Rows from a figure dataset
-- begin --

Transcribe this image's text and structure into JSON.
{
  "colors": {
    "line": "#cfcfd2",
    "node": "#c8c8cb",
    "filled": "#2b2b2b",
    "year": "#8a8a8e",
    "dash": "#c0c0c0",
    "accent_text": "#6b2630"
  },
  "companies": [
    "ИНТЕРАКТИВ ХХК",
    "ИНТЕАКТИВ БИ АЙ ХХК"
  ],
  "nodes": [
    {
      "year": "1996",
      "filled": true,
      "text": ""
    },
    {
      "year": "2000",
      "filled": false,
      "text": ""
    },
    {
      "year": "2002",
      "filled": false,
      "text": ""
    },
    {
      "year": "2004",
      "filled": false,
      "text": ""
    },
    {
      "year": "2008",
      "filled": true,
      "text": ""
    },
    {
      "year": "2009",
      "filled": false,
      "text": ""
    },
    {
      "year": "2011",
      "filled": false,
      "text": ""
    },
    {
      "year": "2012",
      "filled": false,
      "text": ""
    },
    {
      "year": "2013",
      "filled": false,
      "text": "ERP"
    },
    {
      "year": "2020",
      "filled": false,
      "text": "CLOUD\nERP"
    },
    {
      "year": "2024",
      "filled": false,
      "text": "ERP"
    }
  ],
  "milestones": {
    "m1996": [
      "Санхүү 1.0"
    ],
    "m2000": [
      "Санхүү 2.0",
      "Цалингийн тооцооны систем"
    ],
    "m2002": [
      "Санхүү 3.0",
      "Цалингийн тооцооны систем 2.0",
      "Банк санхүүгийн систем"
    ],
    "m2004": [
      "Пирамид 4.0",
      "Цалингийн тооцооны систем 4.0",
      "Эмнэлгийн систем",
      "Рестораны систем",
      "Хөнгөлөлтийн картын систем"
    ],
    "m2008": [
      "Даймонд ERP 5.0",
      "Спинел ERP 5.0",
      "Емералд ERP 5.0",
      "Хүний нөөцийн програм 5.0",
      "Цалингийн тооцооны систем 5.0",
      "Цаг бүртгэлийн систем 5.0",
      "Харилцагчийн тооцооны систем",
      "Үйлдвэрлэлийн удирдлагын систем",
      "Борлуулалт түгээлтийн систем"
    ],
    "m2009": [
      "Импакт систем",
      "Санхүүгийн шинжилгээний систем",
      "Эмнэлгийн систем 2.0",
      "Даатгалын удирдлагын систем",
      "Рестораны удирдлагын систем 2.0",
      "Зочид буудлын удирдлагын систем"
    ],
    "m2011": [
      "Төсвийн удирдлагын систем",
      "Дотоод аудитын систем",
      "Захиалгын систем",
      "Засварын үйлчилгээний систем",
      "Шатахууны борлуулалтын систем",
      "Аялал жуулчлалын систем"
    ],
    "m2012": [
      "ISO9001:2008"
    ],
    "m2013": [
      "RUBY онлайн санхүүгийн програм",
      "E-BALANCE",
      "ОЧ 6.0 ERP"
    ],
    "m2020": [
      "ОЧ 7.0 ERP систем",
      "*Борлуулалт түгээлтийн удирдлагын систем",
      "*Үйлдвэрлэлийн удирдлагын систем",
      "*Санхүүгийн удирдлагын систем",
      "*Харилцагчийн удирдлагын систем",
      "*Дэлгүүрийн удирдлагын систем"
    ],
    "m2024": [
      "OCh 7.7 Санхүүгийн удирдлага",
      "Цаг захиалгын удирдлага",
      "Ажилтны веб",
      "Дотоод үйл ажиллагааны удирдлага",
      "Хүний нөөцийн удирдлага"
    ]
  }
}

-- end --

Pull out each line of the listing that holds the string "Үйлдвэрлэлийн".

      "Үйлдвэрлэлийн удирдлагын систем",
      "*Үйлдвэрлэлийн удирдлагын систем",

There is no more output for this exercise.